*Records supplied:*
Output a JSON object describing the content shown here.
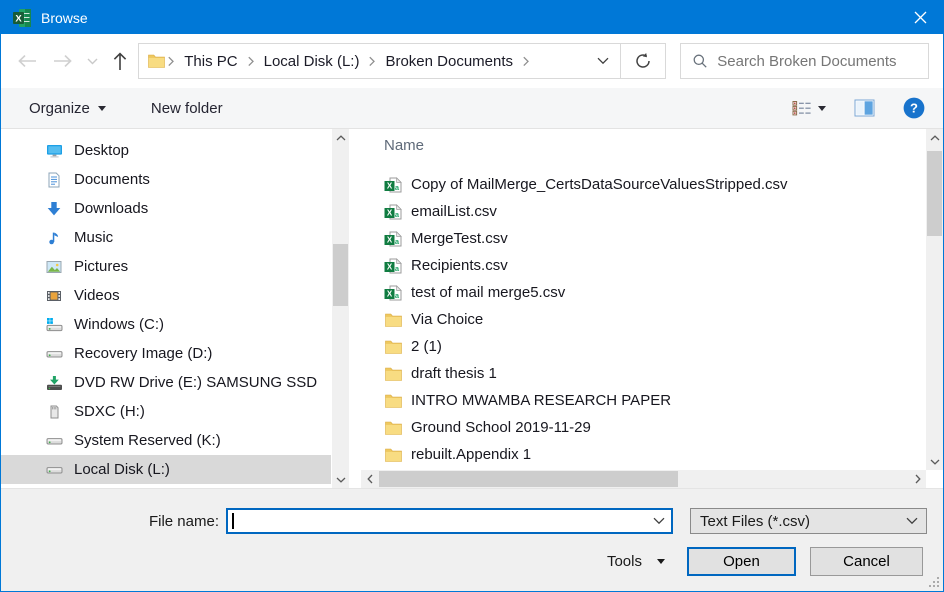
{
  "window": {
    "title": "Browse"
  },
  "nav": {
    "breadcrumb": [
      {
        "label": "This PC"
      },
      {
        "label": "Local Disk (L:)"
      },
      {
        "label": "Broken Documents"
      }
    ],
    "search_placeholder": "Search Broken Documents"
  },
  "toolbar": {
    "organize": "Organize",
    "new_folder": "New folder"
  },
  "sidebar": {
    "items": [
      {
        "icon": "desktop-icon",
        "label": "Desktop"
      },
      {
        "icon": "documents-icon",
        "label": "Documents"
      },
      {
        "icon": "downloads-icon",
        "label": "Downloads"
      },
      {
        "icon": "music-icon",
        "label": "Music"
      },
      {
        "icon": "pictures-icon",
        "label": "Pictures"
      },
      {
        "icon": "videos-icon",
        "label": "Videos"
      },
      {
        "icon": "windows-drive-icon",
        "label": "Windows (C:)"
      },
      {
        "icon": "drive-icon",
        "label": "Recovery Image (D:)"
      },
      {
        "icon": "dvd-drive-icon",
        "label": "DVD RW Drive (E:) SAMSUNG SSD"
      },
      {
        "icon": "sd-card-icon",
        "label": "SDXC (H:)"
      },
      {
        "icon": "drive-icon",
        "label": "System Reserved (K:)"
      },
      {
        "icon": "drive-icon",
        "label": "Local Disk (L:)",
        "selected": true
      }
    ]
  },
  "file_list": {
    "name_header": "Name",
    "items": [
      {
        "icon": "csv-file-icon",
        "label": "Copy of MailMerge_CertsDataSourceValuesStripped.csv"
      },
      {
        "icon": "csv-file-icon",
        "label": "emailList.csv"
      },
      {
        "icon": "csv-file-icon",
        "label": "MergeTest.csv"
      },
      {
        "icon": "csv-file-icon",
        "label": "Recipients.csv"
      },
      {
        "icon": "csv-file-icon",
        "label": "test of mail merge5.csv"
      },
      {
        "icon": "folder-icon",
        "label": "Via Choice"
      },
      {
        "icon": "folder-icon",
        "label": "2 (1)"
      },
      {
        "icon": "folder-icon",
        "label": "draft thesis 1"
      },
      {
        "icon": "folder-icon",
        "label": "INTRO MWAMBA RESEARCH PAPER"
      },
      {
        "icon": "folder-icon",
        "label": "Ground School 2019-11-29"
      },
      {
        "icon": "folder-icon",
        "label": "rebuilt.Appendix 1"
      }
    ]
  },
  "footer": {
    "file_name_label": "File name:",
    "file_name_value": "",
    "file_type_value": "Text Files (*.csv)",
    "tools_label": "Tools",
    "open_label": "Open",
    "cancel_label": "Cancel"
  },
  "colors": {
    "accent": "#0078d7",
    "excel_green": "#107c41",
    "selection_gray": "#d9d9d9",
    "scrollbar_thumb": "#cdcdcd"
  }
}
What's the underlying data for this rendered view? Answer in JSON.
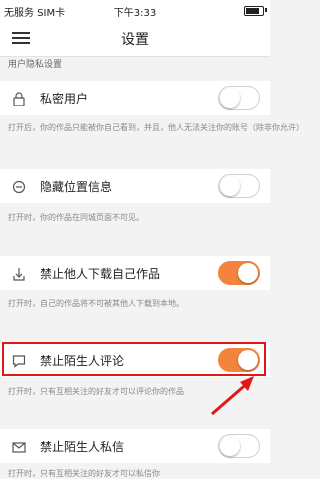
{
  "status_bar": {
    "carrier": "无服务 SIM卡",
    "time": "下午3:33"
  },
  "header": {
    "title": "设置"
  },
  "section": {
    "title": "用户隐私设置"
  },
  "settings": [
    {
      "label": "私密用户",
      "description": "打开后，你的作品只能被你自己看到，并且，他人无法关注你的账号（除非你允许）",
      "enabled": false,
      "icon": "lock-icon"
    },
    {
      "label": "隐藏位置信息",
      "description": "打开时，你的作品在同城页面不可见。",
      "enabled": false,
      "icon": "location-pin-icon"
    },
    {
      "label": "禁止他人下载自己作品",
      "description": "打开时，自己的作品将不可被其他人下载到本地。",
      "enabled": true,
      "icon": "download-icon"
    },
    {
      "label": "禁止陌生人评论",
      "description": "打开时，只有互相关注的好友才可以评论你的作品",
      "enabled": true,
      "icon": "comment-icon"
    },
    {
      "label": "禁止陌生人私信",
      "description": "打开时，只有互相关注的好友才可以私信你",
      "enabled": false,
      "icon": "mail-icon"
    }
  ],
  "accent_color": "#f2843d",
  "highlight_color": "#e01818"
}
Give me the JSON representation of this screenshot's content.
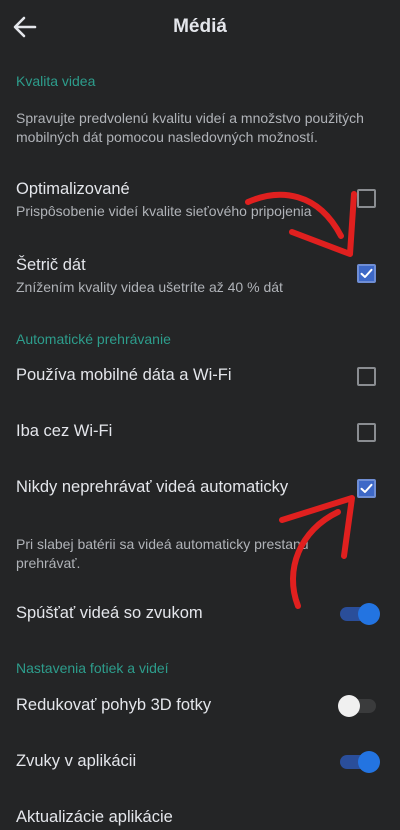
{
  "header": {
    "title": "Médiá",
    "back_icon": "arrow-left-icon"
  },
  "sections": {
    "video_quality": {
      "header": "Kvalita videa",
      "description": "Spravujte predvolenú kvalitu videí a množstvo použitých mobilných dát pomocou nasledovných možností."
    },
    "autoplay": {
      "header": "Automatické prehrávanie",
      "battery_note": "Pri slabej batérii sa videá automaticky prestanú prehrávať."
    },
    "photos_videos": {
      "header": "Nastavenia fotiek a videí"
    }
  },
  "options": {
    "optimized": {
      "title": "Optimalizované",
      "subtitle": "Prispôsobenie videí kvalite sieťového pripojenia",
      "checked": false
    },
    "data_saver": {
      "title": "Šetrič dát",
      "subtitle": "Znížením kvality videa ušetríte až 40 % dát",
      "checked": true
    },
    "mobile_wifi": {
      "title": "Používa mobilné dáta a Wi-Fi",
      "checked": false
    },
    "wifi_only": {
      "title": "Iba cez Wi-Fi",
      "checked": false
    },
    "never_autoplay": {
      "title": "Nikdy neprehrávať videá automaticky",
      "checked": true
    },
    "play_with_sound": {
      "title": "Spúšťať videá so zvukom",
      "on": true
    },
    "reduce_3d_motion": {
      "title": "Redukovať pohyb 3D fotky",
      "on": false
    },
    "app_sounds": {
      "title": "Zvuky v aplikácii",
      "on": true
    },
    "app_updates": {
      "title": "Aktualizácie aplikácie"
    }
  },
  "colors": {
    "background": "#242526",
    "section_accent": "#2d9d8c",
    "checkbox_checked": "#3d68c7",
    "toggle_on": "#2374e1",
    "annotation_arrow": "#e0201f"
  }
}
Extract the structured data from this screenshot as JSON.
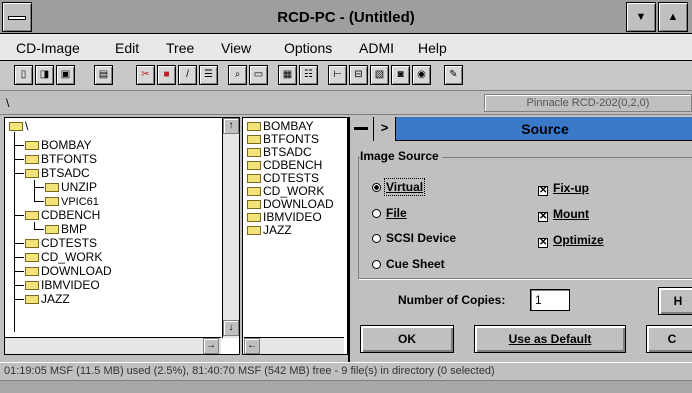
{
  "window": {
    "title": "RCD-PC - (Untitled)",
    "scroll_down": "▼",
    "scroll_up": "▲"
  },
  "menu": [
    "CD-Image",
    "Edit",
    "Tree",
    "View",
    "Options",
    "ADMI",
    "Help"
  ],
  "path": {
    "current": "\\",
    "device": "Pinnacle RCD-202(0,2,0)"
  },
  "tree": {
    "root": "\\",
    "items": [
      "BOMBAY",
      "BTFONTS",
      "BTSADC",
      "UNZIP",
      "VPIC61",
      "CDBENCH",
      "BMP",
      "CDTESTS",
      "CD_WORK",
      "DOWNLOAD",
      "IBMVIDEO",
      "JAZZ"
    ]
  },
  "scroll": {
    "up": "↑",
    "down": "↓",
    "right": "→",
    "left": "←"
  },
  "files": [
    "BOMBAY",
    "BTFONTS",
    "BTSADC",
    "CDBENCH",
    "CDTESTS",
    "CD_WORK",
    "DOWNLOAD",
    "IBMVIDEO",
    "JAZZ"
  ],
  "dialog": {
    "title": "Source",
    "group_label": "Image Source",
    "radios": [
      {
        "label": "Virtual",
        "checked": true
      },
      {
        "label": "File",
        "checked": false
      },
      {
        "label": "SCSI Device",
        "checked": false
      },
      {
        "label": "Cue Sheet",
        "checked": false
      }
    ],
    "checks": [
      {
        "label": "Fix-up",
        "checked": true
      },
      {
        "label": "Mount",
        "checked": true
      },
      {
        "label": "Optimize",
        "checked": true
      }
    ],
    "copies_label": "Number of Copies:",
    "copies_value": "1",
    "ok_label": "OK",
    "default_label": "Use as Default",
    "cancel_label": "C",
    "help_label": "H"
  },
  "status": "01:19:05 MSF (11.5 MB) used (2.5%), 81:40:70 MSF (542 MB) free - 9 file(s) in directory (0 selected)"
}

*Your objective:*
Read through the entries and copy every line that includes "videa".

*Reply to the task:*
      "header": "Kvalita videa",
      "subtitle": "Znížením kvality videa ušetríte až 40 % dát",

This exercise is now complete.